My problem is I like to argue with fools. I really have to learn to walk away.

He’s not the first guy who’s not right for you but thinks he is. And he won’t be the last. Walk away.

Rather than wasting time trying to explain yourself to someone who doesn’t get you, find someone who does.

5 stages. Then you’re done. Do NOT talk to him for 5 stages.

One thing was weird though, with that SF guy. He kind of does his own thing and he walks far ahead wherever he goes. Maybe other guys sense that, he’s not really noticing or taking care of what he’s got because nearly every time I was with him, guys would swoop in and try to get with me when he wasn’t looking.

That last night, when I was leaving, I went to say goodbye to Matt’s coworker. He said, “When you’re done doing whatever it is you’re doing with this guy, call me.”

That was ballsy. But wtf. Nearly every time I was with him.

I think I’m over white guys. My parents lived to see the day.

Mercury retrograde banished my 29. Damn. I don’t know how to use WordPress. Need help.

• Given data:
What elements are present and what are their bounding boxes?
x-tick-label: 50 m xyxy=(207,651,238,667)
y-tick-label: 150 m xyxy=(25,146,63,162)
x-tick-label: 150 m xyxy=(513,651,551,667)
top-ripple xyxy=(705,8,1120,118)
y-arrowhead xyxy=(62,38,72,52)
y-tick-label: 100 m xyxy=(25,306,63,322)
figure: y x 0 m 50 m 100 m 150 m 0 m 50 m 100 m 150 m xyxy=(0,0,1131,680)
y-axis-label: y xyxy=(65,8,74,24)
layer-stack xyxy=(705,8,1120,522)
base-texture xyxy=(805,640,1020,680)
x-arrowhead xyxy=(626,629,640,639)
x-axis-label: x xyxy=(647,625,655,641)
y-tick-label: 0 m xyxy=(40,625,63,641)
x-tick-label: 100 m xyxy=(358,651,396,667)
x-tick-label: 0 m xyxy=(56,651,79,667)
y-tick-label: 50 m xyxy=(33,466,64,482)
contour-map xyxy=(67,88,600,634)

• List of tasks:
• a. According to the blog post, for how many stages must the writer not talk to him?
• b. Write a continuation of the blog post that picks up after its final sentence.
The rows play no part in what follows.

• Expected results:
• a. Five stages.

• b.
Okay, so the last few weeks. Venus is making a move out of my 5th house. Supposedly means I’m about to meet my partner. Definitely feel my social life picking up. But the last few weeks, dreams send me warnings.

Dated this guy from SF. Seems nice. Seemed pretty promising. Sagittarius. My soul said tread carefully but I’m always so optimistic. But a couple of weeks in, we make arrangements to hang out at my place in San Jose, and something in me started feeling anxious. First I have this dream at the beginning of the week where I visit Aubrey in Amsterdam with this guy, and he looks at me with that knowing look of his. Then he pulls me aside and it’s hard for him to get it out but it’s like he has to tell me…he finally says, “Julia, I just don’t understand why you keep wasting your time with these guys who aren’t your guy.” It was shocking, the straightforward honesty, and even when I woke up, it affected me. I started to feel my feelings towards this guy changing, my mind scrutinizing because of the dream. Even after I told Aubrey and he said that you can’t really tell from a dream and to give the guy a chance, I still didn’t feel right. I changed the date plans to meeting with him and some coworkers at a bar instead of a night in. A night in means potentially stuff happening and I didn’t want that. Plus, it would have been our 4th date and before every date I would tell him not to try anything, including jokingly asking him not to date rape me, and every date he would try to push it.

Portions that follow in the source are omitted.